◆ What is asked ◆
Provide a single number: the count of lines containing the string "النبلاء".

(Part of a data file)

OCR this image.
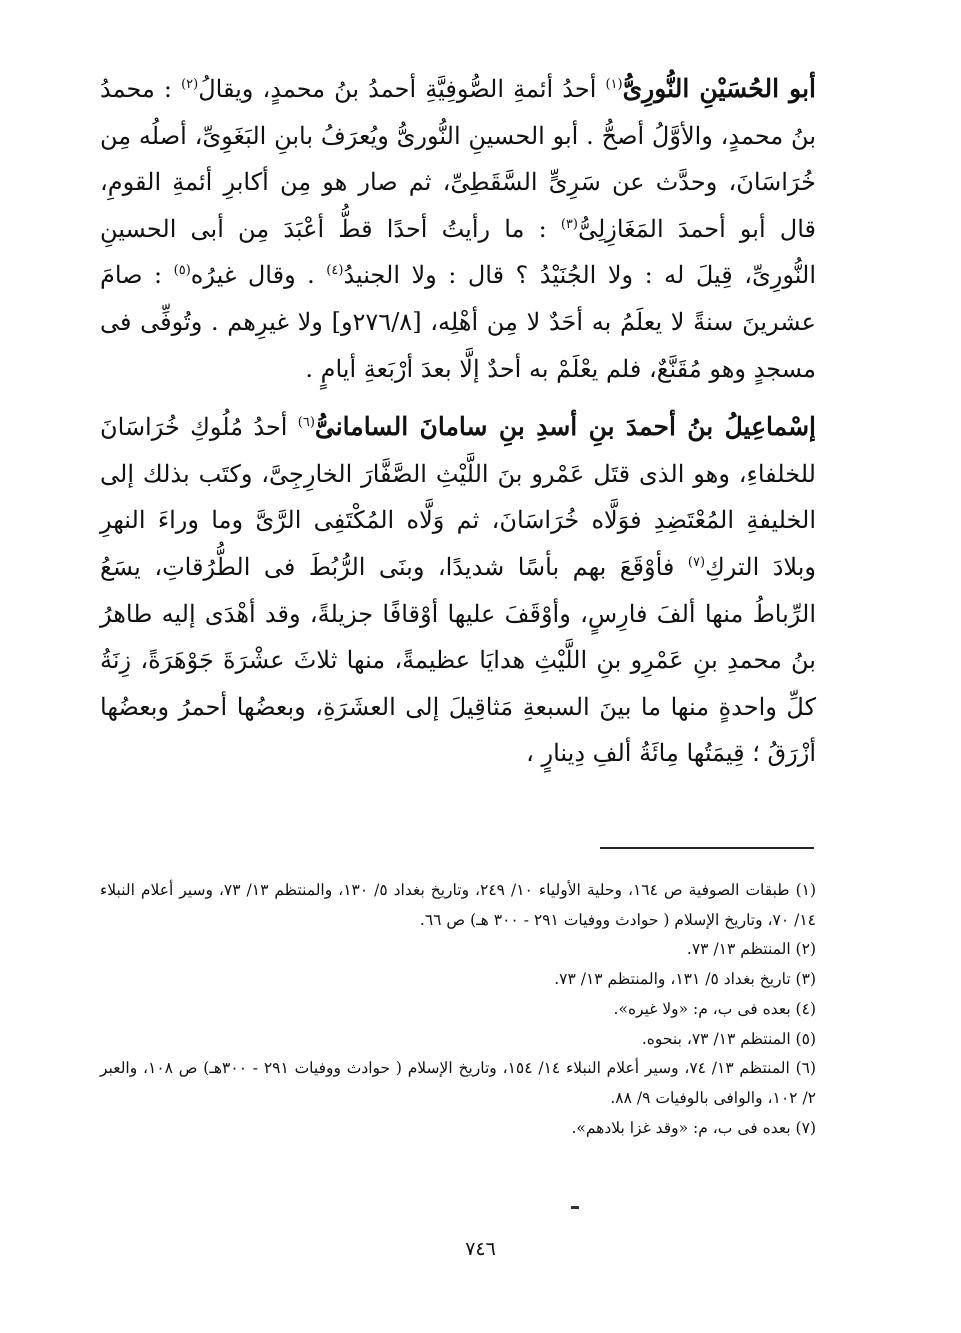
أبو الحُسَيْنِ النُّورِىُّ$^{(١)}$ أحدُ أئمةِ الصُّوفِيَّةِ أحمدُ بنُ محمدٍ، ويقالُ$^{(٢)}$ : محمدُ بنُ محمدٍ، والأوَّلُ أصحُّ . أبو الحسينِ النُّورىُّ ويُعرَفُ بابنِ البَغَوِىِّ، أصلُه مِن خُرَاسَانَ، وحدَّث عن سَرِىٍّ السَّقَطِىِّ، ثم صار هو مِن أكابرِ أئمةِ القومِ، قال أبو أحمدَ المَغَازِلِىُّ$^{(٣)}$ : ما رأيتُ أحدًا قطُّ أعْبَدَ مِن أبى الحسينِ النُّورِىِّ، قِيلَ له : ولا الجُنَيْدُ ؟ قال : ولا الجنيدُ$^{(٤)}$ . وقال غيرُه$^{(٥)}$ : صامَ عشرينَ سنةً لا يعلَمُ به أحَدٌ لا مِن أهْلِه، [٢٧٦/٨و] ولا غيرِهم . وتُوفِّى فى مسجدٍ وهو مُقَنَّعٌ، فلم يعْلَمْ به أحدٌ إلَّا بعدَ أرْبَعةِ أيامٍ .

إسْماعِيلُ بنُ أحمدَ بنِ أسدِ بنِ سامانَ السامانىُّ$^{(٦)}$ أحدُ مُلُوكِ خُرَاسَانَ للخلفاءِ، وهو الذى قتَل عَمْرو بنَ اللَّيْثِ الصَّفَّارَ الخارِجِىَّ، وكتَب بذلك إلى الخليفةِ المُعْتَضِدِ فوَلَّاه خُرَاسَانَ، ثم وَلَّاه المُكْتَفِى الرَّىَّ وما وراءَ النهرِ وبلادَ التركِ$^{(٧)}$ فأوْقَعَ بهم بأسًا شديدًا، وبنَى الرُّبُطَ فى الطُّرُقاتِ، يسَعُ الرِّباطُ منها ألفَ فارِسٍ، وأوْقَفَ عليها أوْقافًا جزيلةً، وقد أهْدَى إليه طاهرُ بنُ محمدِ بنِ عَمْرِو بنِ اللَّيْثِ هدايَا عظيمةً، منها ثلاثَ عشْرَةَ جَوْهَرَةً، زِنَةُ كلِّ واحدةٍ منها ما بينَ السبعةِ مَثاقِيلَ إلى العشَرَةِ، وبعضُها أحمرُ وبعضُها أزْرَقُ ؛ قِيمَتُها مِائَةُ ألفِ دِينارٍ ،

(١) طبقات الصوفية ص ١٦٤، وحلية الأولياء ١٠/ ٢٤٩، وتاريخ بغداد ٥/ ١٣٠، والمنتظم ١٣/ ٧٣، وسير أعلام النبلاء ١٤/ ٧٠، وتاريخ الإسلام ( حوادث ووفيات ٢٩١ - ٣٠٠ هـ) ص ٦٦.

(٢) المنتظم ١٣/ ٧٣.

(٣) تاريخ بغداد ٥/ ١٣١، والمنتظم ١٣/ ٧٣.

(٤) بعده فى ب، م: «ولا غيره».

(٥) المنتظم ١٣/ ٧٣، بنحوه.

(٦) المنتظم ١٣/ ٧٤، وسير أعلام النبلاء ١٤/ ١٥٤، وتاريخ الإسلام ( حوادث ووفيات ٢٩١ - ٣٠٠هـ) ص ١٠٨، والعبر ٢/ ١٠٢، والوافى بالوفيات ٩/ ٨٨.

(٧) بعده فى ب، م: «وقد غزا بلادهم».

٧٤٦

◆ Solved problem ◆
2